Return all of the data exactly as written, without the pictures.

### Material
● ● ● ● ● ● ●
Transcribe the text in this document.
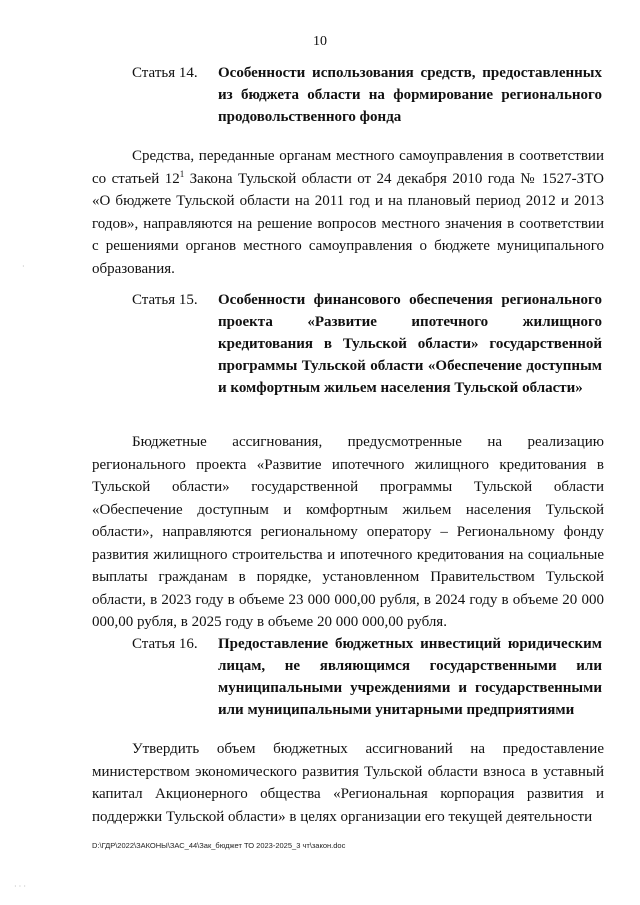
10
Статья 14.	Особенности использования средств, предоставленных из бюджета области на формирование регионального продовольственного фонда

Средства, переданные органам местного самоуправления в соответствии со статьей $12^1$ Закона Тульской области от 24 декабря 2010 года № 1527-ЗТО «О бюджете Тульской области на 2011 год и на плановый период 2012 и 2013 годов», направляются на решение вопросов местного значения в соответствии с решениями органов местного самоуправления о бюджете муниципального образования.

Статья 15.	Особенности финансового обеспечения регионального проекта «Развитие ипотечного жилищного кредитования в Тульской области» государственной программы Тульской области «Обеспечение доступным и комфортным жильем населения Тульской области»

Бюджетные ассигнования, предусмотренные на реализацию регионального проекта «Развитие ипотечного жилищного кредитования в Тульской области» государственной программы Тульской области «Обеспечение доступным и комфортным жильем населения Тульской области», направляются региональному оператору – Региональному фонду развития жилищного строительства и ипотечного кредитования на социальные выплаты гражданам в порядке, установленном Правительством Тульской области, в 2023 году в объеме 23 000 000,00 рубля, в 2024 году в объеме 20 000 000,00 рубля, в 2025 году в объеме 20 000 000,00 рубля.

Статья 16.	Предоставление бюджетных инвестиций юридическим лицам, не являющимся государственными или муниципальными учреждениями и государственными или муниципальными унитарными предприятиями

Утвердить объем бюджетных ассигнований на предоставление министерством экономического развития Тульской области взноса в уставный капитал Акционерного общества «Региональная корпорация развития и поддержки Тульской области» в целях организации его текущей деятельности

D:\ГДР\2022\ЗАКОНЫ\ЗАС_44\Зак_бюджет ТО 2023-2025_3 чт\закон.doc
·
· · ·
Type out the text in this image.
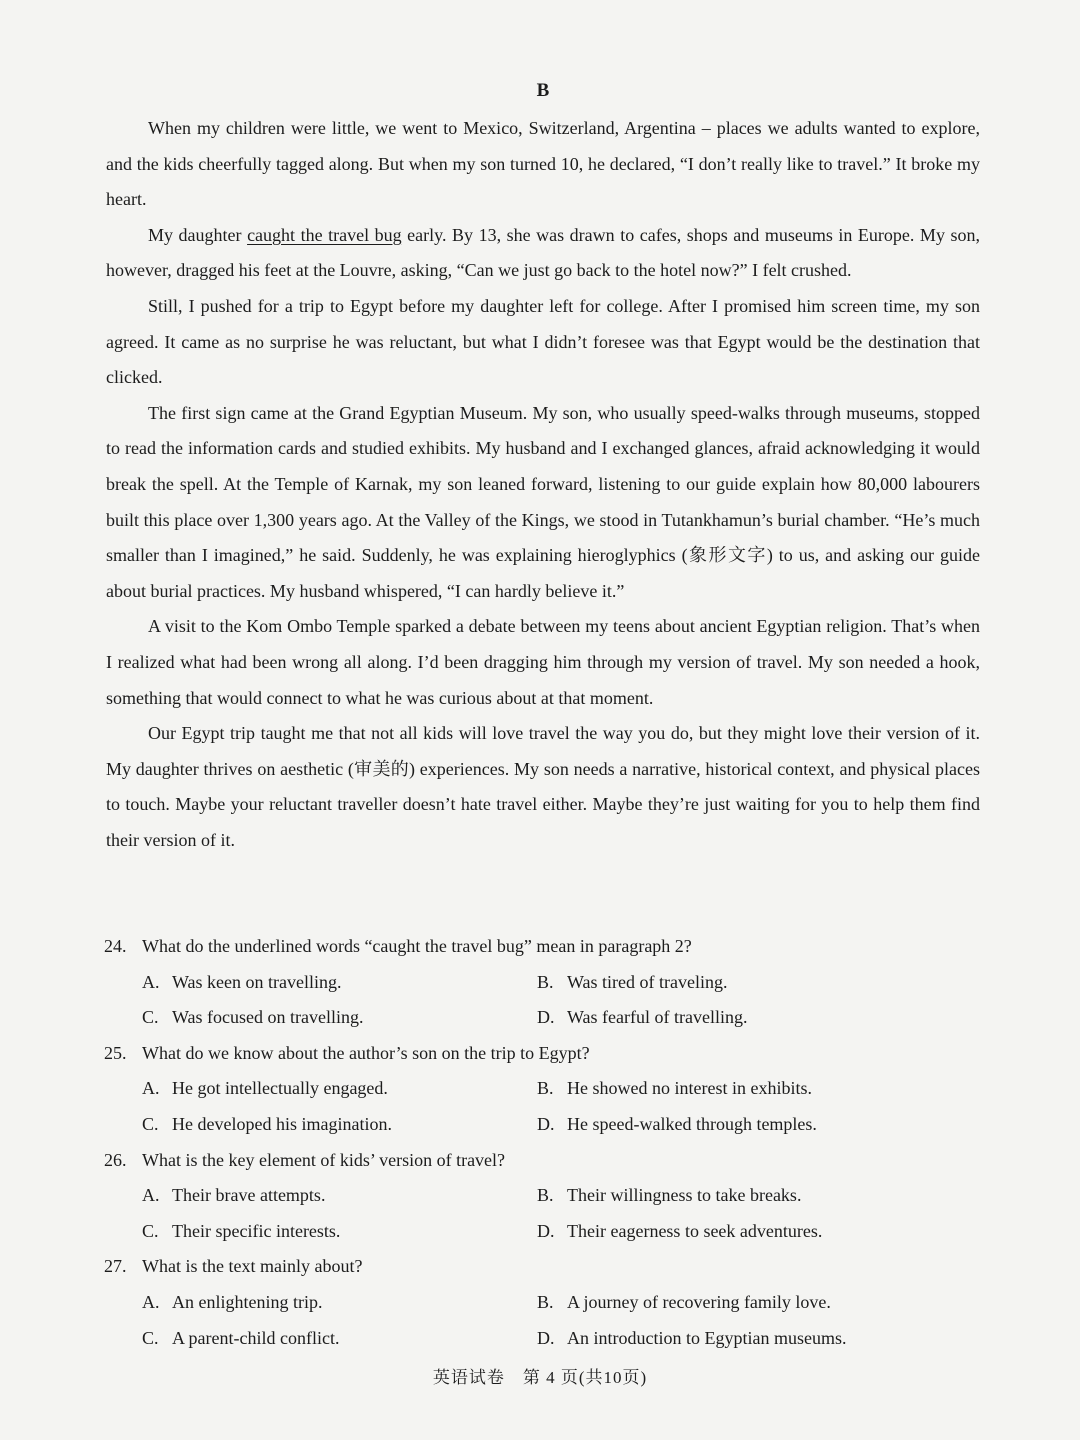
B

When my children were little, we went to Mexico, Switzerland, Argentina – places we adults wanted to explore, and the kids cheerfully tagged along. But when my son turned 10, he declared, “I don’t really like to travel.” It broke my heart.

My daughter caught the travel bug early. By 13, she was drawn to cafes, shops and museums in Europe. My son, however, dragged his feet at the Louvre, asking, “Can we just go back to the hotel now?” I felt crushed.

Still, I pushed for a trip to Egypt before my daughter left for college. After I promised him screen time, my son agreed. It came as no surprise he was reluctant, but what I didn’t foresee was that Egypt would be the destination that clicked.

The first sign came at the Grand Egyptian Museum. My son, who usually speed-walks through museums, stopped to read the information cards and studied exhibits. My husband and I exchanged glances, afraid acknowledging it would break the spell. At the Temple of Karnak, my son leaned forward, listening to our guide explain how 80,000 labourers built this place over 1,300 years ago. At the Valley of the Kings, we stood in Tutankhamun’s burial chamber. “He’s much smaller than I imagined,” he said. Suddenly, he was explaining hieroglyphics (象形文字) to us, and asking our guide about burial practices. My husband whispered, “I can hardly believe it.”

A visit to the Kom Ombo Temple sparked a debate between my teens about ancient Egyptian religion. That’s when I realized what had been wrong all along. I’d been dragging him through my version of travel. My son needed a hook, something that would connect to what he was curious about at that moment.

Our Egypt trip taught me that not all kids will love travel the way you do, but they might love their version of it. My daughter thrives on aesthetic (审美的) experiences. My son needs a narrative, historical context, and physical places to touch. Maybe your reluctant traveller doesn’t hate travel either. Maybe they’re just waiting for you to help them find their version of it.

24. What do the underlined words “caught the travel bug” mean in paragraph 2?
A. Was keen on travelling.	B. Was tired of traveling.
C. Was focused on travelling.	D. Was fearful of travelling.
25. What do we know about the author’s son on the trip to Egypt?
A. He got intellectually engaged.	B. He showed no interest in exhibits.
C. He developed his imagination.	D. He speed-walked through temples.
26. What is the key element of kids’ version of travel?
A. Their brave attempts.	B. Their willingness to take breaks.
C. Their specific interests.	D. Their eagerness to seek adventures.
27. What is the text mainly about?
A. An enlightening trip.	B. A journey of recovering family love.
C. A parent-child conflict.	D. An introduction to Egyptian museums.
英语试卷　第 4 页(共10页)
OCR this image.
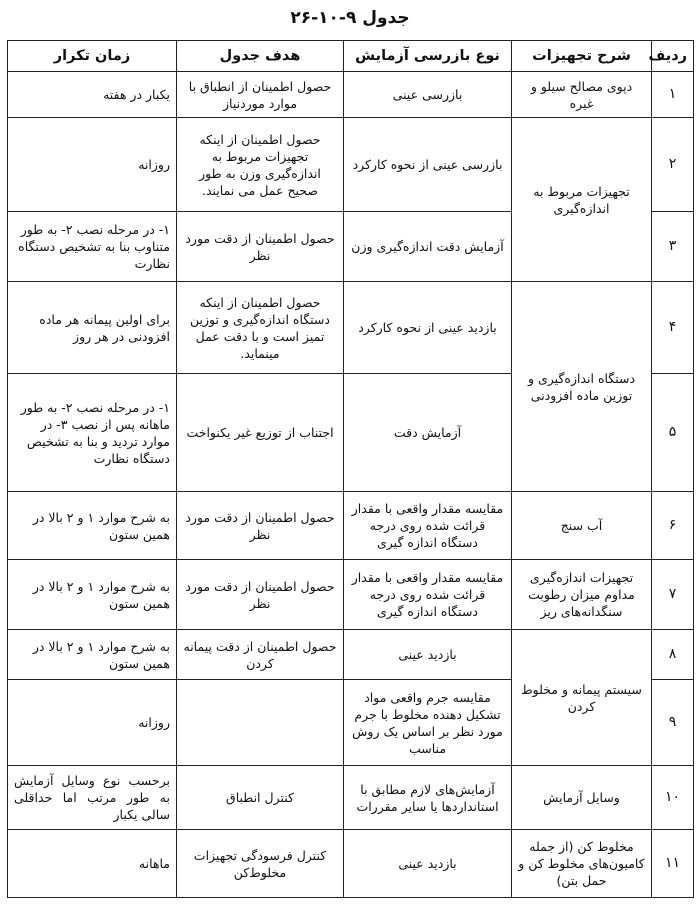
جدول ۹-۱۰-۲۶
ردیف	شرح تجهیزات	نوع بازرسی آزمایش	هدف جدول	زمان تکرار
۱	دپوی مصالح سیلو و غیره	بازرسی عینی	حصول اطمینان از انطباق با موارد موردنیاز	یکبار در هفته
۲	تجهیزات مربوط به اندازه‌گیری	بازرسی عینی از نحوه کارکرد	حصول اطمینان از اینکه تجهیزات مربوط به اندازه‌گیری وزن به طور صحیح عمل می نمایند.	روزانه
۳		آزمایش دقت اندازه‌گیری وزن	حصول اطمینان از دقت مورد نظر	۱- در مرحله نصب ۲- به طور متناوب بنا به تشخیص دستگاه نظارت
۴	دستگاه اندازه‌گیری و توزین ماده افزودنی	بازدید عینی از نحوه کارکرد	حصول اطمینان از اینکه دستگاه اندازه‌گیری و توزین تمیز است و با دقت عمل مینماید.	برای اولین پیمانه هر ماده افزودنی در هر روز
۵		آزمایش دقت	اجتناب از توزیع غیر یکنواخت	۱- در مرحله نصب ۲- به طور ماهانه پس از نصب ۳- در موارد تردید و بنا به تشخیص دستگاه نظارت
۶	آب سنج	مقایسه مقدار واقعی با مقدار قرائت شده روی درجه دستگاه اندازه گیری	حصول اطمینان از دقت مورد نظر	به شرح موارد ۱ و ۲ بالا در همین ستون
۷	تجهیزات اندازه‌گیری مداوم میزان رطوبت سنگدانه‌های ریز	مقایسه مقدار واقعی با مقدار قرائت شده روی درجه دستگاه اندازه گیری	حصول اطمینان از دقت مورد نظر	به شرح موارد ۱ و ۲ بالا در همین ستون
۸	سیستم پیمانه و مخلوط کردن	بازدید عینی	حصول اطمینان از دقت پیمانه کردن	به شرح موارد ۱ و ۲ بالا در همین ستون
۹		مقایسه جرم واقعی مواد تشکیل دهنده مخلوط با جرم مورد نظر بر اساس یک روش مناسب		روزانه
۱۰	وسایل آزمایش	آزمایش‌های لازم مطابق با استانداردها یا سایر مقررات	کنترل انطباق	برحسب نوع وسایل آزمایش به طور مرتب اما حداقلی سالی یکبار
۱۱	مخلوط کن (از جمله کامیون‌های مخلوط کن و حمل بتن)	بازدید عینی	کنترل فرسودگی تجهیزات مخلوط‌کن	ماهانه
● ● ● ● ● ● ●
### Solution to this problem
Transcribe the text in this document.
10
Статья 14.	Особенности использования средств, предоставленных из бюджета области на формирование регионального продовольственного фонда

Средства, переданные органам местного самоуправления в соответствии со статьей $12^1$ Закона Тульской области от 24 декабря 2010 года № 1527-ЗТО «О бюджете Тульской области на 2011 год и на плановый период 2012 и 2013 годов», направляются на решение вопросов местного значения в соответствии с решениями органов местного самоуправления о бюджете муниципального образования.

Статья 15.	Особенности финансового обеспечения регионального проекта «Развитие ипотечного жилищного кредитования в Тульской области» государственной программы Тульской области «Обеспечение доступным и комфортным жильем населения Тульской области»

Бюджетные ассигнования, предусмотренные на реализацию регионального проекта «Развитие ипотечного жилищного кредитования в Тульской области» государственной программы Тульской области «Обеспечение доступным и комфортным жильем населения Тульской области», направляются региональному оператору – Региональному фонду развития жилищного строительства и ипотечного кредитования на социальные выплаты гражданам в порядке, установленном Правительством Тульской области, в 2023 году в объеме 23 000 000,00 рубля, в 2024 году в объеме 20 000 000,00 рубля, в 2025 году в объеме 20 000 000,00 рубля.

Статья 16.	Предоставление бюджетных инвестиций юридическим лицам, не являющимся государственными или муниципальными учреждениями и государственными или муниципальными унитарными предприятиями

Утвердить объем бюджетных ассигнований на предоставление министерством экономического развития Тульской области взноса в уставный капитал Акционерного общества «Региональная корпорация развития и поддержки Тульской области» в целях организации его текущей деятельности

D:\ГДР\2022\ЗАКОНЫ\ЗАС_44\Зак_бюджет ТО 2023-2025_3 чт\закон.doc
·
· · ·
Type out the text in this image.
B

When my children were little, we went to Mexico, Switzerland, Argentina – places we adults wanted to explore, and the kids cheerfully tagged along. But when my son turned 10, he declared, “I don’t really like to travel.” It broke my heart.

My daughter caught the travel bug early. By 13, she was drawn to cafes, shops and museums in Europe. My son, however, dragged his feet at the Louvre, asking, “Can we just go back to the hotel now?” I felt crushed.

Still, I pushed for a trip to Egypt before my daughter left for college. After I promised him screen time, my son agreed. It came as no surprise he was reluctant, but what I didn’t foresee was that Egypt would be the destination that clicked.

The first sign came at the Grand Egyptian Museum. My son, who usually speed-walks through museums, stopped to read the information cards and studied exhibits. My husband and I exchanged glances, afraid acknowledging it would break the spell. At the Temple of Karnak, my son leaned forward, listening to our guide explain how 80,000 labourers built this place over 1,300 years ago. At the Valley of the Kings, we stood in Tutankhamun’s burial chamber. “He’s much smaller than I imagined,” he said. Suddenly, he was explaining hieroglyphics (象形文字) to us, and asking our guide about burial practices. My husband whispered, “I can hardly believe it.”

A visit to the Kom Ombo Temple sparked a debate between my teens about ancient Egyptian religion. That’s when I realized what had been wrong all along. I’d been dragging him through my version of travel. My son needed a hook, something that would connect to what he was curious about at that moment.

Our Egypt trip taught me that not all kids will love travel the way you do, but they might love their version of it. My daughter thrives on aesthetic (审美的) experiences. My son needs a narrative, historical context, and physical places to touch. Maybe your reluctant traveller doesn’t hate travel either. Maybe they’re just waiting for you to help them find their version of it.

24. What do the underlined words “caught the travel bug” mean in paragraph 2?
A. Was keen on travelling.	B. Was tired of traveling.
C. Was focused on travelling.	D. Was fearful of travelling.
25. What do we know about the author’s son on the trip to Egypt?
A. He got intellectually engaged.	B. He showed no interest in exhibits.
C. He developed his imagination.	D. He speed-walked through temples.
26. What is the key element of kids’ version of travel?
A. Their brave attempts.	B. Their willingness to take breaks.
C. Their specific interests.	D. Their eagerness to seek adventures.
27. What is the text mainly about?
A. An enlightening trip.	B. A journey of recovering family love.
C. A parent-child conflict.	D. An introduction to Egyptian museums.
英语试卷　第 4 页(共10页)
OCR this image.
جدول ۹-۱۰-۲۶
ردیف	شرح تجهیزات	نوع بازرسی آزمایش	هدف جدول	زمان تکرار
۱	دپوی مصالح سیلو و غیره	بازرسی عینی	حصول اطمینان از انطباق با موارد موردنیاز	یکبار در هفته
۲	تجهیزات مربوط به اندازه‌گیری	بازرسی عینی از نحوه کارکرد	حصول اطمینان از اینکه تجهیزات مربوط به اندازه‌گیری وزن به طور صحیح عمل می نمایند.	روزانه
۳		آزمایش دقت اندازه‌گیری وزن	حصول اطمینان از دقت مورد نظر	۱- در مرحله نصب ۲- به طور متناوب بنا به تشخیص دستگاه نظارت
۴	دستگاه اندازه‌گیری و توزین ماده افزودنی	بازدید عینی از نحوه کارکرد	حصول اطمینان از اینکه دستگاه اندازه‌گیری و توزین تمیز است و با دقت عمل مینماید.	برای اولین پیمانه هر ماده افزودنی در هر روز
۵		آزمایش دقت	اجتناب از توزیع غیر یکنواخت	۱- در مرحله نصب ۲- به طور ماهانه پس از نصب ۳- در موارد تردید و بنا به تشخیص دستگاه نظارت
۶	آب سنج	مقایسه مقدار واقعی با مقدار قرائت شده روی درجه دستگاه اندازه گیری	حصول اطمینان از دقت مورد نظر	به شرح موارد ۱ و ۲ بالا در همین ستون
۷	تجهیزات اندازه‌گیری مداوم میزان رطوبت سنگدانه‌های ریز	مقایسه مقدار واقعی با مقدار قرائت شده روی درجه دستگاه اندازه گیری	حصول اطمینان از دقت مورد نظر	به شرح موارد ۱ و ۲ بالا در همین ستون
۸	سیستم پیمانه و مخلوط کردن	بازدید عینی	حصول اطمینان از دقت پیمانه کردن	به شرح موارد ۱ و ۲ بالا در همین ستون
۹		مقایسه جرم واقعی مواد تشکیل دهنده مخلوط با جرم مورد نظر بر اساس یک روش مناسب		روزانه
۱۰	وسایل آزمایش	آزمایش‌های لازم مطابق با استانداردها یا سایر مقررات	کنترل انطباق	برحسب نوع وسایل آزمایش به طور مرتب اما حداقلی سالی یکبار
۱۱	مخلوط کن (از جمله کامیون‌های مخلوط کن و حمل بتن)	بازدید عینی	کنترل فرسودگی تجهیزات مخلوط‌کن	ماهانه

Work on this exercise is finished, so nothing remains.